What this task involves:
Below is a set of records. Repeat all of them exactly.

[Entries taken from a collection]
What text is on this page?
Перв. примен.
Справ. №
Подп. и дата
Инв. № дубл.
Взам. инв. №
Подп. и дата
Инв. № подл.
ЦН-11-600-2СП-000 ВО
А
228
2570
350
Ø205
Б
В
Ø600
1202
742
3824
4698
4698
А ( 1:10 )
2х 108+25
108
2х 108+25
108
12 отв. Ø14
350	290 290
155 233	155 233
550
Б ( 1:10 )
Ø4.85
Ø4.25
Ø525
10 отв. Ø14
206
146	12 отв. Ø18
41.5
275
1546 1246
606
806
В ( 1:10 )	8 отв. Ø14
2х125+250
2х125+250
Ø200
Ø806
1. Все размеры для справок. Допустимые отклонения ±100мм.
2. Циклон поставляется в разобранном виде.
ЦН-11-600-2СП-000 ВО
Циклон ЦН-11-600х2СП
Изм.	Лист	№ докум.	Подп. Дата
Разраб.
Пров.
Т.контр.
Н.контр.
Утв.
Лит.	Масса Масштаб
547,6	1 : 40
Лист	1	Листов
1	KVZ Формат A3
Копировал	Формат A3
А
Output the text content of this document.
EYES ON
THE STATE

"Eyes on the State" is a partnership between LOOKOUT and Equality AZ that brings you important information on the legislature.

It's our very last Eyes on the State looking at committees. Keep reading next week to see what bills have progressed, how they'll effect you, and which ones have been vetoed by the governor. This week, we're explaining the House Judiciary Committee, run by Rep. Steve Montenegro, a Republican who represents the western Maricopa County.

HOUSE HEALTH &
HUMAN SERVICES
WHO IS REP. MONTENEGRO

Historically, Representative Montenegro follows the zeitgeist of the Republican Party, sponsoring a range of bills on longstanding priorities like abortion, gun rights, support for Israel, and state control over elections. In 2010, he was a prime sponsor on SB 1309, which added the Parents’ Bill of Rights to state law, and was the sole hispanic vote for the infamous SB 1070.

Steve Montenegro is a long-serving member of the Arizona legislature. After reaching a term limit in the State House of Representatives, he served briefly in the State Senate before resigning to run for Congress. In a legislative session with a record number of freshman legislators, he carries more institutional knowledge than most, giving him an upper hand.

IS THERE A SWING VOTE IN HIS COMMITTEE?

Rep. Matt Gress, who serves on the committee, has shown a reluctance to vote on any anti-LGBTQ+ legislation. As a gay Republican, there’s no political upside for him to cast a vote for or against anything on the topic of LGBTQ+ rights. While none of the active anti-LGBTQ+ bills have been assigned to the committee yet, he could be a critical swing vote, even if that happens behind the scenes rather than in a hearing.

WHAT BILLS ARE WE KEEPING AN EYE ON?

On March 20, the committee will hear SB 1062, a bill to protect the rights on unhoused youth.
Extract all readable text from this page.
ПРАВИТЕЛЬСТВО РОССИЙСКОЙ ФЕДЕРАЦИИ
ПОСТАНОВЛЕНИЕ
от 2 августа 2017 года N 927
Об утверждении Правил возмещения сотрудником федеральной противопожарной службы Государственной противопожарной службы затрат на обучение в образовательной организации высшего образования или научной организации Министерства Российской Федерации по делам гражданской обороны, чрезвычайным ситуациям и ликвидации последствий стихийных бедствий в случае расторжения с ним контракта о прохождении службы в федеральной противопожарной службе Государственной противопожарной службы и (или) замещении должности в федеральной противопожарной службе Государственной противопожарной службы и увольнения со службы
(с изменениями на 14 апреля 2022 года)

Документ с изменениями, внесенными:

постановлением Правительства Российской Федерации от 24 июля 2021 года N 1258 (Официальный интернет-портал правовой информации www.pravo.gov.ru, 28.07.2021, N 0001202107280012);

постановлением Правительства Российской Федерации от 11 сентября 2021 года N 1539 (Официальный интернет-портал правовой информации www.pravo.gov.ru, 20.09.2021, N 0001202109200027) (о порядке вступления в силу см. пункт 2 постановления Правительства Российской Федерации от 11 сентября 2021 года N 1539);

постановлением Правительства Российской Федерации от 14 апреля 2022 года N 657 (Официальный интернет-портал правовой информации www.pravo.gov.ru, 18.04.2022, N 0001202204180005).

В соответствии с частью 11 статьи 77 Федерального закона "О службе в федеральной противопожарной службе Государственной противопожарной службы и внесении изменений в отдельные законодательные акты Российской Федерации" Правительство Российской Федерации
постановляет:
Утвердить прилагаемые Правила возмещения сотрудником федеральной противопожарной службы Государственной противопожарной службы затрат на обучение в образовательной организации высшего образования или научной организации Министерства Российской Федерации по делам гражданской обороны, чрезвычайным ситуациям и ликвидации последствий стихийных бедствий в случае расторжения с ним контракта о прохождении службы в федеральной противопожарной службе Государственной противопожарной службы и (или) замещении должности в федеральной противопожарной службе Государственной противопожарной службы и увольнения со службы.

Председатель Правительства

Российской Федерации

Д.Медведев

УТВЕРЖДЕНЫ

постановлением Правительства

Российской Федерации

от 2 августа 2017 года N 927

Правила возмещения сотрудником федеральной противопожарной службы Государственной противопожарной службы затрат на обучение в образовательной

Exercise output:
What text is on this page?
Перв. примен.
Справ. №
Подп. и дата
Инв. № дубл.
Взам. инв. №
Подп. и дата
Инв. № подл.
ЦН-11-600-2СП-000 ВО
А
228
2570
350
Ø205
Б
В
Ø600
1202
742
3824
4698
4698
А ( 1:10 )
2х 108+25
108
2х 108+25
108
12 отв. Ø14
350	290 290
155 233	155 233
550
Б ( 1:10 )
Ø4.85
Ø4.25
Ø525
10 отв. Ø14
206
146	12 отв. Ø18
41.5
275
1546 1246
606
806
В ( 1:10 )	8 отв. Ø14
2х125+250
2х125+250
Ø200
Ø806
1. Все размеры для справок. Допустимые отклонения ±100мм.
2. Циклон поставляется в разобранном виде.
ЦН-11-600-2СП-000 ВО
Циклон ЦН-11-600х2СП
Изм.	Лист	№ докум.	Подп. Дата
Разраб.
Пров.
Т.контр.
Н.контр.
Утв.
Лит.	Масса Масштаб
547,6	1 : 40
Лист	1	Листов
1	KVZ Формат A3
Копировал	Формат A3
А
Output the text content of this document.
EYES ON
THE STATE

"Eyes on the State" is a partnership between LOOKOUT and Equality AZ that brings you important information on the legislature.

It's our very last Eyes on the State looking at committees. Keep reading next week to see what bills have progressed, how they'll effect you, and which ones have been vetoed by the governor. This week, we're explaining the House Judiciary Committee, run by Rep. Steve Montenegro, a Republican who represents the western Maricopa County.

HOUSE HEALTH &
HUMAN SERVICES
WHO IS REP. MONTENEGRO

Historically, Representative Montenegro follows the zeitgeist of the Republican Party, sponsoring a range of bills on longstanding priorities like abortion, gun rights, support for Israel, and state control over elections. In 2010, he was a prime sponsor on SB 1309, which added the Parents’ Bill of Rights to state law, and was the sole hispanic vote for the infamous SB 1070.

Steve Montenegro is a long-serving member of the Arizona legislature. After reaching a term limit in the State House of Representatives, he served briefly in the State Senate before resigning to run for Congress. In a legislative session with a record number of freshman legislators, he carries more institutional knowledge than most, giving him an upper hand.

IS THERE A SWING VOTE IN HIS COMMITTEE?

Rep. Matt Gress, who serves on the committee, has shown a reluctance to vote on any anti-LGBTQ+ legislation. As a gay Republican, there’s no political upside for him to cast a vote for or against anything on the topic of LGBTQ+ rights. While none of the active anti-LGBTQ+ bills have been assigned to the committee yet, he could be a critical swing vote, even if that happens behind the scenes rather than in a hearing.

WHAT BILLS ARE WE KEEPING AN EYE ON?

On March 20, the committee will hear SB 1062, a bill to protect the rights on unhoused youth.
Extract all readable text from this page.
ПРАВИТЕЛЬСТВО РОССИЙСКОЙ ФЕДЕРАЦИИ
ПОСТАНОВЛЕНИЕ
от 2 августа 2017 года N 927
Об утверждении Правил возмещения сотрудником федеральной противопожарной службы Государственной противопожарной службы затрат на обучение в образовательной организации высшего образования или научной организации Министерства Российской Федерации по делам гражданской обороны, чрезвычайным ситуациям и ликвидации последствий стихийных бедствий в случае расторжения с ним контракта о прохождении службы в федеральной противопожарной службе Государственной противопожарной службы и (или) замещении должности в федеральной противопожарной службе Государственной противопожарной службы и увольнения со службы
(с изменениями на 14 апреля 2022 года)

Документ с изменениями, внесенными:

постановлением Правительства Российской Федерации от 24 июля 2021 года N 1258 (Официальный интернет-портал правовой информации www.pravo.gov.ru, 28.07.2021, N 0001202107280012);

постановлением Правительства Российской Федерации от 11 сентября 2021 года N 1539 (Официальный интернет-портал правовой информации www.pravo.gov.ru, 20.09.2021, N 0001202109200027) (о порядке вступления в силу см. пункт 2 постановления Правительства Российской Федерации от 11 сентября 2021 года N 1539);

постановлением Правительства Российской Федерации от 14 апреля 2022 года N 657 (Официальный интернет-портал правовой информации www.pravo.gov.ru, 18.04.2022, N 0001202204180005).

В соответствии с частью 11 статьи 77 Федерального закона "О службе в федеральной противопожарной службе Государственной противопожарной службы и внесении изменений в отдельные законодательные акты Российской Федерации" Правительство Российской Федерации
постановляет:
Утвердить прилагаемые Правила возмещения сотрудником федеральной противопожарной службы Государственной противопожарной службы затрат на обучение в образовательной организации высшего образования или научной организации Министерства Российской Федерации по делам гражданской обороны, чрезвычайным ситуациям и ликвидации последствий стихийных бедствий в случае расторжения с ним контракта о прохождении службы в федеральной противопожарной службе Государственной противопожарной службы и (или) замещении должности в федеральной противопожарной службе Государственной противопожарной службы и увольнения со службы.

Председатель Правительства

Российской Федерации

Д.Медведев

УТВЕРЖДЕНЫ

постановлением Правительства

Российской Федерации

от 2 августа 2017 года N 927

Правила возмещения сотрудником федеральной противопожарной службы Государственной противопожарной службы затрат на обучение в образовательной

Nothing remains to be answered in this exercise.